## [Exercise task]
Sort through the data and copy the lines holding the word "page".

(Collection entries)

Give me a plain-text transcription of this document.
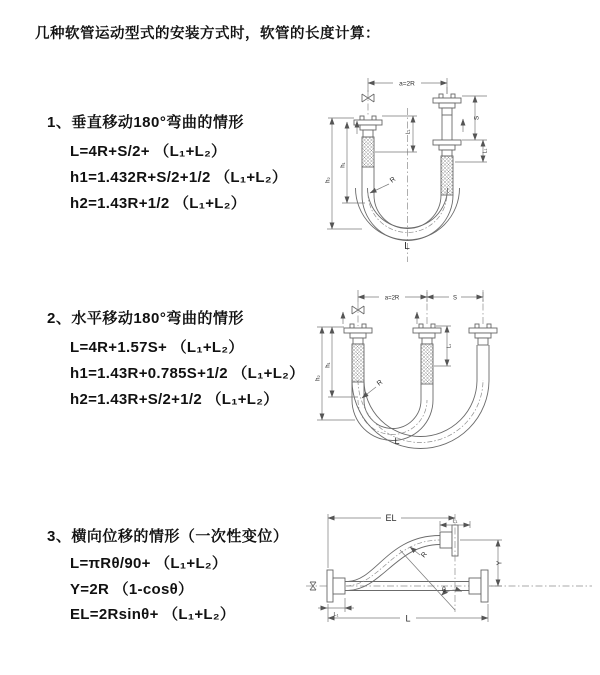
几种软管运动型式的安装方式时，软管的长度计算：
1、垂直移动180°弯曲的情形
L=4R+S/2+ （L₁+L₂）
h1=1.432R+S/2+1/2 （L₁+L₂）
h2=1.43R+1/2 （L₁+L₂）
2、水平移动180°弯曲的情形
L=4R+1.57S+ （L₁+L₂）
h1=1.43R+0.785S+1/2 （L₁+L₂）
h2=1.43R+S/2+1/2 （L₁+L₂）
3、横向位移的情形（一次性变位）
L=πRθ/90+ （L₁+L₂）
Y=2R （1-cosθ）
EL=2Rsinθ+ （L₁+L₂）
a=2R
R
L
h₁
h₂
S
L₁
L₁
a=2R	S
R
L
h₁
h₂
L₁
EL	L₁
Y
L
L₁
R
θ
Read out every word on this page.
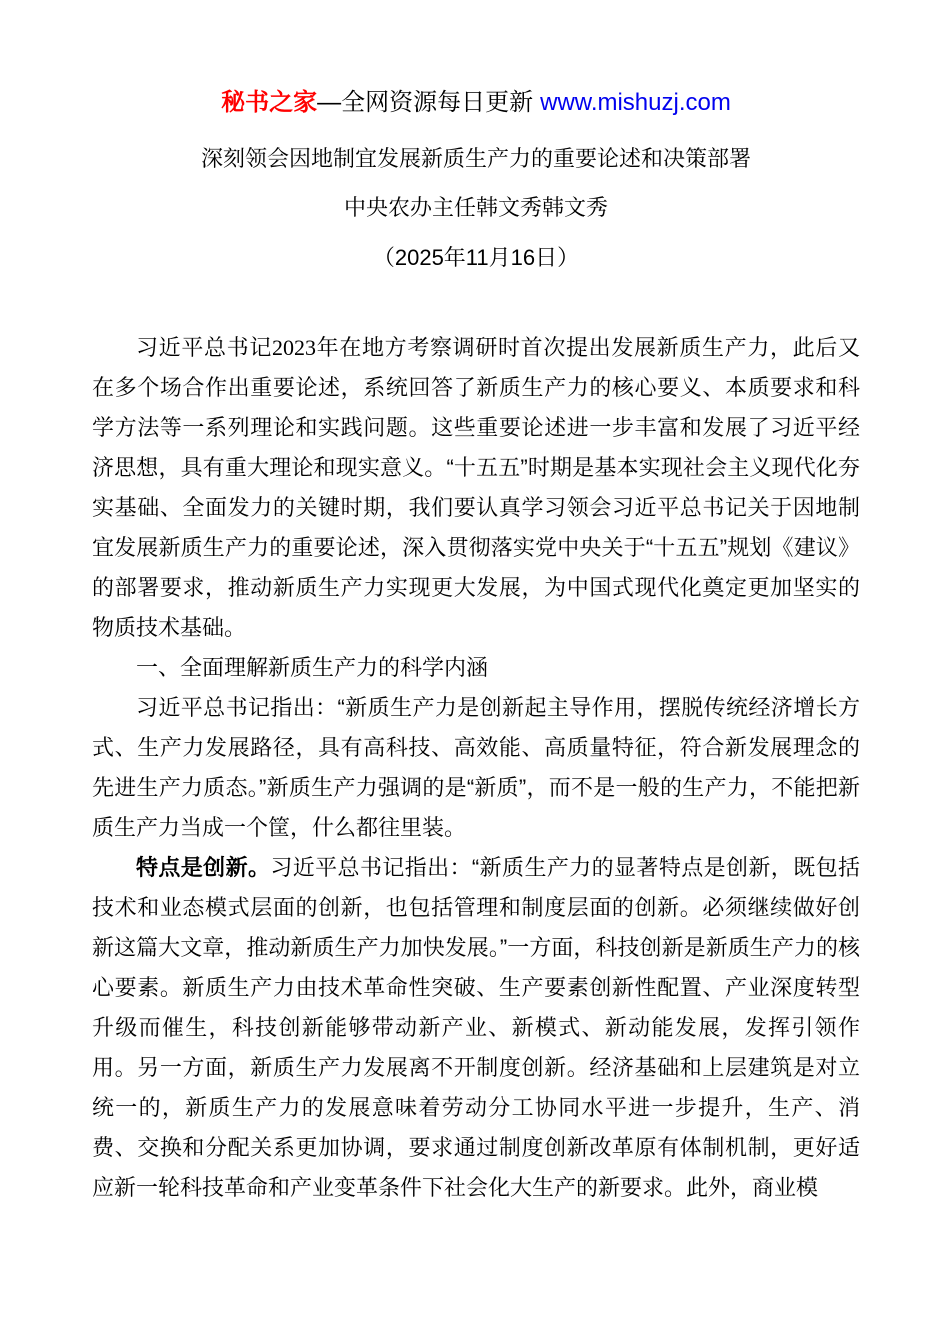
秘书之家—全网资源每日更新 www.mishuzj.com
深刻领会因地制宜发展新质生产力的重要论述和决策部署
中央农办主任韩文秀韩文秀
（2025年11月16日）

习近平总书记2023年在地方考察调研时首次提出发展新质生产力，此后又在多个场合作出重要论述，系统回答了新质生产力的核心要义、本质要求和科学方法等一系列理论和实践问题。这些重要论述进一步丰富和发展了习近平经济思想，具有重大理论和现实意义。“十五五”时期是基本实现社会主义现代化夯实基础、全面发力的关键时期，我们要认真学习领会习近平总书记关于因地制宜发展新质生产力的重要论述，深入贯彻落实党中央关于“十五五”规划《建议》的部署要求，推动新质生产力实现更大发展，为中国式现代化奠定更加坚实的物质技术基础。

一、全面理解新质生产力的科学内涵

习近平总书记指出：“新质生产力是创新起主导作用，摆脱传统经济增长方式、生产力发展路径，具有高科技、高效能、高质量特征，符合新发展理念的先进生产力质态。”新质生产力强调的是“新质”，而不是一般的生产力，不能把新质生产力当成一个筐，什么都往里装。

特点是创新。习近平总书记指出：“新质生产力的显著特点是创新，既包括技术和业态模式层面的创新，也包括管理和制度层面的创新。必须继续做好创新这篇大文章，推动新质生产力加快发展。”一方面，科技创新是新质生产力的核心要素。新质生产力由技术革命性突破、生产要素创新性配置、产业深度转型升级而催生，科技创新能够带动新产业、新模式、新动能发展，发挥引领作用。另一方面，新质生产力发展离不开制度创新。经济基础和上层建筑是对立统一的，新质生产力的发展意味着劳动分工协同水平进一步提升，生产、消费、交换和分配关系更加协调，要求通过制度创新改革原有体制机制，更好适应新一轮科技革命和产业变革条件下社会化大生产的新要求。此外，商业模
* * *
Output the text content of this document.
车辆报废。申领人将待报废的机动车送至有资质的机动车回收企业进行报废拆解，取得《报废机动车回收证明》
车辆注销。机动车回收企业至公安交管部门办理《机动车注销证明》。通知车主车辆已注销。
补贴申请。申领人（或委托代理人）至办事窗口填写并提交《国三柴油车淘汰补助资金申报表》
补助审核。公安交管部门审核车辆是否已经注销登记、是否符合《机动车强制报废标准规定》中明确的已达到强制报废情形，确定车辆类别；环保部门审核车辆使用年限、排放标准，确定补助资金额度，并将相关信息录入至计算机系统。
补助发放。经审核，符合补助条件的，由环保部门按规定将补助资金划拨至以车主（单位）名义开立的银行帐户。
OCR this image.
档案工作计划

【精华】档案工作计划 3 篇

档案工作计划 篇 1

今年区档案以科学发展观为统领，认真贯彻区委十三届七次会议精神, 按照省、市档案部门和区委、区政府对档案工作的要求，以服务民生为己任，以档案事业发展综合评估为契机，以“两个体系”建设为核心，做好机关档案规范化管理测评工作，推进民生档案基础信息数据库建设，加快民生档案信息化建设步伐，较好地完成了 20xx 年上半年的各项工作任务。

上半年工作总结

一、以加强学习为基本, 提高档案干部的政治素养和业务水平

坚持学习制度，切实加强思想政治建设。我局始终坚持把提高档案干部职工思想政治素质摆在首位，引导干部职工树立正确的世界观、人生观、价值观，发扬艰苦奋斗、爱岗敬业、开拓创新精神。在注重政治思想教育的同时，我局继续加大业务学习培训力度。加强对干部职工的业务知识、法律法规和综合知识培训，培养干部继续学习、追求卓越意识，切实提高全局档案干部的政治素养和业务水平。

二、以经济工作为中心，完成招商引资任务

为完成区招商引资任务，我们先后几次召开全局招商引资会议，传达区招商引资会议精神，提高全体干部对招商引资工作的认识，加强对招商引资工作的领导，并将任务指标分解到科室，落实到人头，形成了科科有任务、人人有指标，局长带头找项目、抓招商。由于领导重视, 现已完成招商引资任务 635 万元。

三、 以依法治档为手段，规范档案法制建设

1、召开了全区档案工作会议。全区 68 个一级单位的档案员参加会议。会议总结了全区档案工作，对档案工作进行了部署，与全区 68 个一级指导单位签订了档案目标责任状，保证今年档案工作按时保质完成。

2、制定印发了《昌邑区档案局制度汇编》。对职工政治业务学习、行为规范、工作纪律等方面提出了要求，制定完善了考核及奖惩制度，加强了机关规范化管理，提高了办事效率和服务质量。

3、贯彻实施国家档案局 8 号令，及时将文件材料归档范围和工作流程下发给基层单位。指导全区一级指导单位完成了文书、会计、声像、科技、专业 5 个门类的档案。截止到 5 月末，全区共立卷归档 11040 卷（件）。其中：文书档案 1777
...
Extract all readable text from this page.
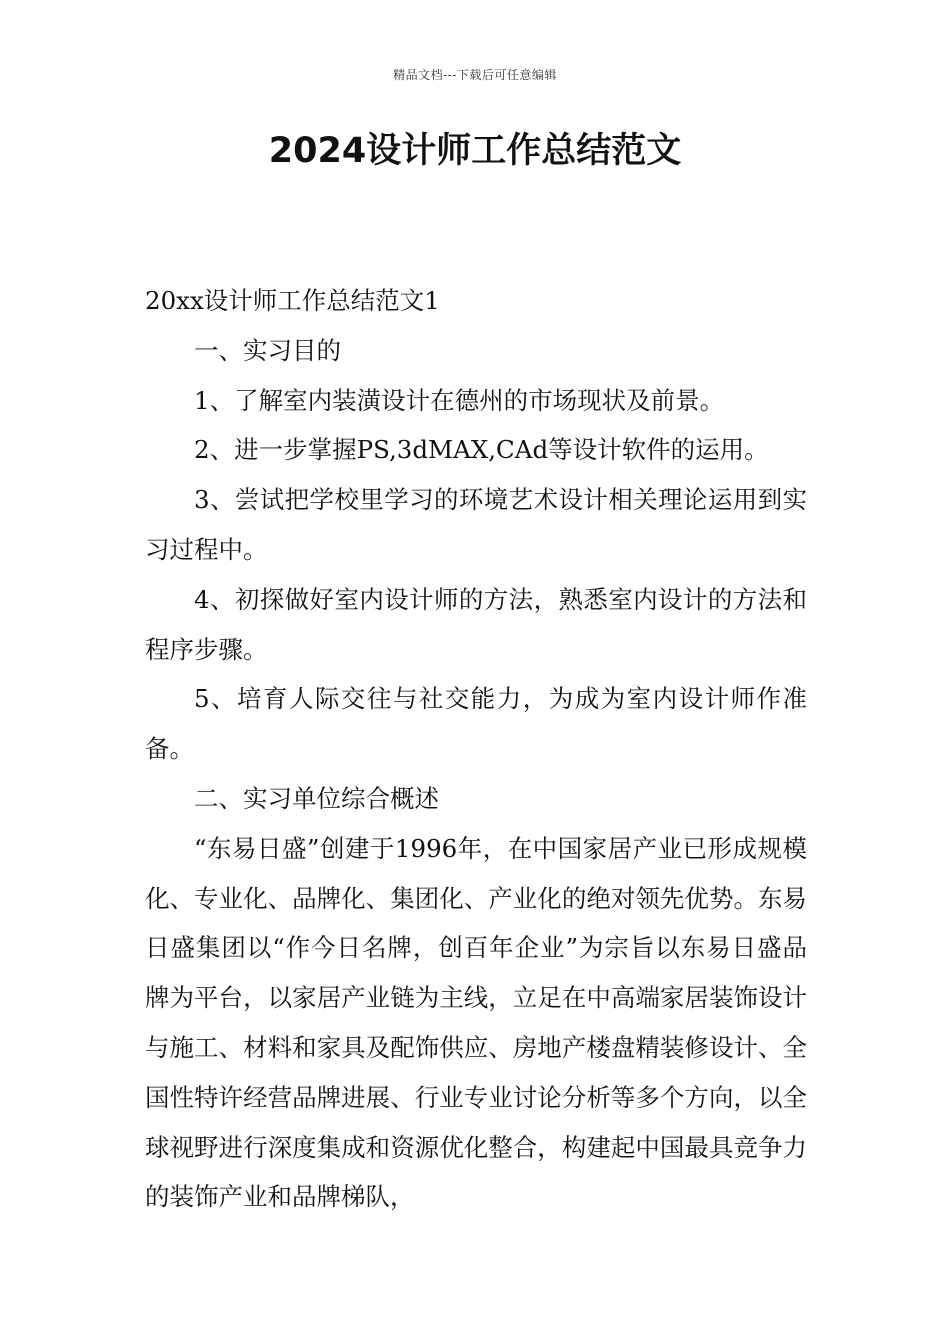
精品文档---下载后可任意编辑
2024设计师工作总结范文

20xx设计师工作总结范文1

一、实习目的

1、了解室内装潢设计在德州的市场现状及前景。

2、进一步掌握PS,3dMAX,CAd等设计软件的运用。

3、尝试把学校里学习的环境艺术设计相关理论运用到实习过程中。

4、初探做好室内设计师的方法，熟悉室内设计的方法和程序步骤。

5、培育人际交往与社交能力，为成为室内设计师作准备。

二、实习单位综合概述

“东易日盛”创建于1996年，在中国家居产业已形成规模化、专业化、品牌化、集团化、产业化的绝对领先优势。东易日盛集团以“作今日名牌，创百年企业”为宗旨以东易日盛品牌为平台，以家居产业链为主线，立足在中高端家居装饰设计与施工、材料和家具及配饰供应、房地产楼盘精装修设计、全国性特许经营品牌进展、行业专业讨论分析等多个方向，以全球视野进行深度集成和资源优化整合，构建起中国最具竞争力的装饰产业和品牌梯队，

## [Task solution]
Read out every word on this page.
Extract all readable text from this page.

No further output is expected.